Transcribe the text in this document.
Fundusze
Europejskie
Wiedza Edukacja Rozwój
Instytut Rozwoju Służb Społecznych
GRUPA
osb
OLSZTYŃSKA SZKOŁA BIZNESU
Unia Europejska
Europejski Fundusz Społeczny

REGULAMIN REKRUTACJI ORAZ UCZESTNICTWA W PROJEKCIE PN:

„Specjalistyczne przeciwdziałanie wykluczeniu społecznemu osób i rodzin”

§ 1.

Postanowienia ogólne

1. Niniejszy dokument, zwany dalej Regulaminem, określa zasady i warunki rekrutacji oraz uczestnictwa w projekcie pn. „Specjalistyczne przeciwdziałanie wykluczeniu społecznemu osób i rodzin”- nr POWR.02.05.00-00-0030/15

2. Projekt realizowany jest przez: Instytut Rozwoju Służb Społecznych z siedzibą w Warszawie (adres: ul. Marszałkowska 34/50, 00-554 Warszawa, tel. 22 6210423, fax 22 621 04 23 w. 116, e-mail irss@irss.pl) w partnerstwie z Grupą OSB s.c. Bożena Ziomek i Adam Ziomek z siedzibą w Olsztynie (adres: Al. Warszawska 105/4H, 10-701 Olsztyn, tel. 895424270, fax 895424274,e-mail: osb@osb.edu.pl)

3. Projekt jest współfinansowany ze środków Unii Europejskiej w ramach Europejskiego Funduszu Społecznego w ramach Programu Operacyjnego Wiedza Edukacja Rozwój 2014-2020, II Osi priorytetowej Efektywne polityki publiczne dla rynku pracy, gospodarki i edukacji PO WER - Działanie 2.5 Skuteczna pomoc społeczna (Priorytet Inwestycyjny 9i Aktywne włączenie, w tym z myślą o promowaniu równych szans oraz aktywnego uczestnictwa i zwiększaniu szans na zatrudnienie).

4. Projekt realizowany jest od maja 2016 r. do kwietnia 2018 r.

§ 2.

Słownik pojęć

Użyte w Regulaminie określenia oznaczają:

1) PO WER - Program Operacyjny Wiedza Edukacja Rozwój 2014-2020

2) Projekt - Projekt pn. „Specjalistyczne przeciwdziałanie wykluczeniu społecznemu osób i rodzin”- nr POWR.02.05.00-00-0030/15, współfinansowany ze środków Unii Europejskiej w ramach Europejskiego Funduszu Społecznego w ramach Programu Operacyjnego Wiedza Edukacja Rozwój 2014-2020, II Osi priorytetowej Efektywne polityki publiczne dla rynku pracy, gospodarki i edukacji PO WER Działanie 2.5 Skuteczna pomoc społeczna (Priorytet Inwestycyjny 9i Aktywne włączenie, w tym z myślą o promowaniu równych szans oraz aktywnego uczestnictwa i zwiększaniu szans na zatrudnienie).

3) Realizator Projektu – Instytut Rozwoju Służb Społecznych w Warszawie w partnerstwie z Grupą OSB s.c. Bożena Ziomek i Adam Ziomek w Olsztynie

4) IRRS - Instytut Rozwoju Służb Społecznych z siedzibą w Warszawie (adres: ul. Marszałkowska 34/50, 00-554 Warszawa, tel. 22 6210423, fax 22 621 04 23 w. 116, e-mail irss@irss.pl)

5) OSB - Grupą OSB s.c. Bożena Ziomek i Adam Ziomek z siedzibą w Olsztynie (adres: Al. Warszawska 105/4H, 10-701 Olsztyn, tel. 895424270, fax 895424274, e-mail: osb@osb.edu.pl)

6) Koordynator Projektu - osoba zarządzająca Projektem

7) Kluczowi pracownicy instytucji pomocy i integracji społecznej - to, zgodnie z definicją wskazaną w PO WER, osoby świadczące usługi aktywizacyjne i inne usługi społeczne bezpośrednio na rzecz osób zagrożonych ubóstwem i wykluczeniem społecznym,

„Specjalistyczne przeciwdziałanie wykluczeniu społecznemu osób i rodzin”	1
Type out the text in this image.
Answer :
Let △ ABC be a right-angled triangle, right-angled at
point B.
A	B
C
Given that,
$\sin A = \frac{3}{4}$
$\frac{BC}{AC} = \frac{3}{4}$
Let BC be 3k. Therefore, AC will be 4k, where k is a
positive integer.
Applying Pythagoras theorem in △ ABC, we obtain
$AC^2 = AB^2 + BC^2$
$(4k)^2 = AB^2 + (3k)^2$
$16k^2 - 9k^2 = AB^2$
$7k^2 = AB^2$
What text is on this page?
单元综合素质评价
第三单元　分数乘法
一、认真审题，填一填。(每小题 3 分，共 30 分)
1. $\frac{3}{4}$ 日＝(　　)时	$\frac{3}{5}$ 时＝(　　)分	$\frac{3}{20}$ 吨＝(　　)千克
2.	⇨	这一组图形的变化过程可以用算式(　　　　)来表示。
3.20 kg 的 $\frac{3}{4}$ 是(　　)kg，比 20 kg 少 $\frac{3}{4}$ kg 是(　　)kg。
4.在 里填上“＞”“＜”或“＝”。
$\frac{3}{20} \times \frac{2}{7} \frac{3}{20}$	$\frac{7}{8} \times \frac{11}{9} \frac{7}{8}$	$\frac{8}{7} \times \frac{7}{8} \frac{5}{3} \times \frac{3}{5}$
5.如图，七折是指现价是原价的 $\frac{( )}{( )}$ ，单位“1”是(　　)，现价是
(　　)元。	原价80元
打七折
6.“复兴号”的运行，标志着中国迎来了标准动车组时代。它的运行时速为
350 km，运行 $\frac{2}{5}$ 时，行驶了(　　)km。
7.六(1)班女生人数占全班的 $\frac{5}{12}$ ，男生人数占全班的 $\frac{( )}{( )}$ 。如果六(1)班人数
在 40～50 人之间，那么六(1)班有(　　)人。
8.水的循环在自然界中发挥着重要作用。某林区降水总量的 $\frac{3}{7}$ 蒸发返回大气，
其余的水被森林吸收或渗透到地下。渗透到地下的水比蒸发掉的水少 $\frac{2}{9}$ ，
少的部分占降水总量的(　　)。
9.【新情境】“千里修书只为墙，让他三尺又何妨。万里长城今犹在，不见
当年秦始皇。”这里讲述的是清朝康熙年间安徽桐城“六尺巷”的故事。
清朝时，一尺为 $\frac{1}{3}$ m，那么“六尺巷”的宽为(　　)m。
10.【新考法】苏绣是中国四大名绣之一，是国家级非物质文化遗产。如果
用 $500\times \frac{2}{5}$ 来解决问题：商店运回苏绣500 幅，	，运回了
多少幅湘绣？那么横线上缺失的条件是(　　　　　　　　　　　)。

━━━━━━━━━━

● **Stated task**: How many lines in these entries contain the string "współfinansowany"? State the number and nothing more.

● **Task answer**: 2